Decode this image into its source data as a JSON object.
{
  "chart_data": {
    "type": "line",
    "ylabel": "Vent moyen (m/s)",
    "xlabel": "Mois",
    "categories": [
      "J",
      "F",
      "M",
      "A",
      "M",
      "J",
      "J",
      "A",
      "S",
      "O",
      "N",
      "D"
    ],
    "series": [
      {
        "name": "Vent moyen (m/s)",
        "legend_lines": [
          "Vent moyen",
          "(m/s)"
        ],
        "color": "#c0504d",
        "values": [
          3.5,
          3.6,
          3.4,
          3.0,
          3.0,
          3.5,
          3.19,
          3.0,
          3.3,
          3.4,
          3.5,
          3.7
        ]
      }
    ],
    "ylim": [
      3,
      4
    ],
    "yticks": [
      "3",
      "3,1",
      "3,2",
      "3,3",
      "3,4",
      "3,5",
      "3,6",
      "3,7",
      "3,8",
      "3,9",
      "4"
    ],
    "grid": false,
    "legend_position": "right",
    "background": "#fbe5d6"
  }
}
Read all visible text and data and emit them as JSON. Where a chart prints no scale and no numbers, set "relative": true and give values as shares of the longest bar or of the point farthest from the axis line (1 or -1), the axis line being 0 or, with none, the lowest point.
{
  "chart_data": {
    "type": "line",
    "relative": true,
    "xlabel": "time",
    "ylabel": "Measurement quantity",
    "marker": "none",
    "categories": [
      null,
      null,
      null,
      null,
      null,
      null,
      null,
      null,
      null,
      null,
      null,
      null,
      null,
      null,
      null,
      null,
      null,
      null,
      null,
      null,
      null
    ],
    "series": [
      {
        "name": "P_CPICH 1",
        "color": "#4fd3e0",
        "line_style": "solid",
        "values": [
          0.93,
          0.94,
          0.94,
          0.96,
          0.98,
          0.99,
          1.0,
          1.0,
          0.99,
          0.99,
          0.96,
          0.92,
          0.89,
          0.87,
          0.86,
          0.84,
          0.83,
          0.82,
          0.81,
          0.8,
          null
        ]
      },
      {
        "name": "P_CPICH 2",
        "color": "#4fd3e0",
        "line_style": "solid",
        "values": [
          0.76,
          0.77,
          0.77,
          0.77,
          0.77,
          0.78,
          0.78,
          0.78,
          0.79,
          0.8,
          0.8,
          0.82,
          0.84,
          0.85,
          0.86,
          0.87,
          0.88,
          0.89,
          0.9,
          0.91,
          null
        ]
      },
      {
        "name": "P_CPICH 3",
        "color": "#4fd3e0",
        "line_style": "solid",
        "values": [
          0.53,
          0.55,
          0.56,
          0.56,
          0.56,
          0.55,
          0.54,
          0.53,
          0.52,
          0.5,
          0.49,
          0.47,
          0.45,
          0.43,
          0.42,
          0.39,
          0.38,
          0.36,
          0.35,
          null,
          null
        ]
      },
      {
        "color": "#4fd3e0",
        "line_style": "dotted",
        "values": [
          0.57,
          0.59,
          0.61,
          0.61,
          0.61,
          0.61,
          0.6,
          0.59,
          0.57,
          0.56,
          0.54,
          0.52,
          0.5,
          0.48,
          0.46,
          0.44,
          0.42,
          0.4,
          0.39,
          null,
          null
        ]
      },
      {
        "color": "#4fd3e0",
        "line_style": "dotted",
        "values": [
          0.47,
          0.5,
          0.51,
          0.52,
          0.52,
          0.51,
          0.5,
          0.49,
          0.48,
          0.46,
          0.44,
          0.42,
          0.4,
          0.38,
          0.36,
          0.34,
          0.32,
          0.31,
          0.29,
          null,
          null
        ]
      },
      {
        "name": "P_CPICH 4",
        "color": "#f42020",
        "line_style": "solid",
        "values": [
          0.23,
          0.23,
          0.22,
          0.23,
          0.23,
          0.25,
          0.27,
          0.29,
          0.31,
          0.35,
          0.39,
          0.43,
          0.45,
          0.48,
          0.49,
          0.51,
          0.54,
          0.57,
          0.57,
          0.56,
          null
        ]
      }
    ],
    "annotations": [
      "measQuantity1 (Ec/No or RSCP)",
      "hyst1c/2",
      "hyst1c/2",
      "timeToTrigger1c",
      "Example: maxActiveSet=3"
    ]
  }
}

+ + +

• [Your goal]: Look through the entries above; copy each line where the string "name" appears.

• [Response to this task]:
        "name": "Vent moyen (m/s)",
        "name": "P_CPICH 1",
        "name": "P_CPICH 2",
        "name": "P_CPICH 3",
        "name": "P_CPICH 4",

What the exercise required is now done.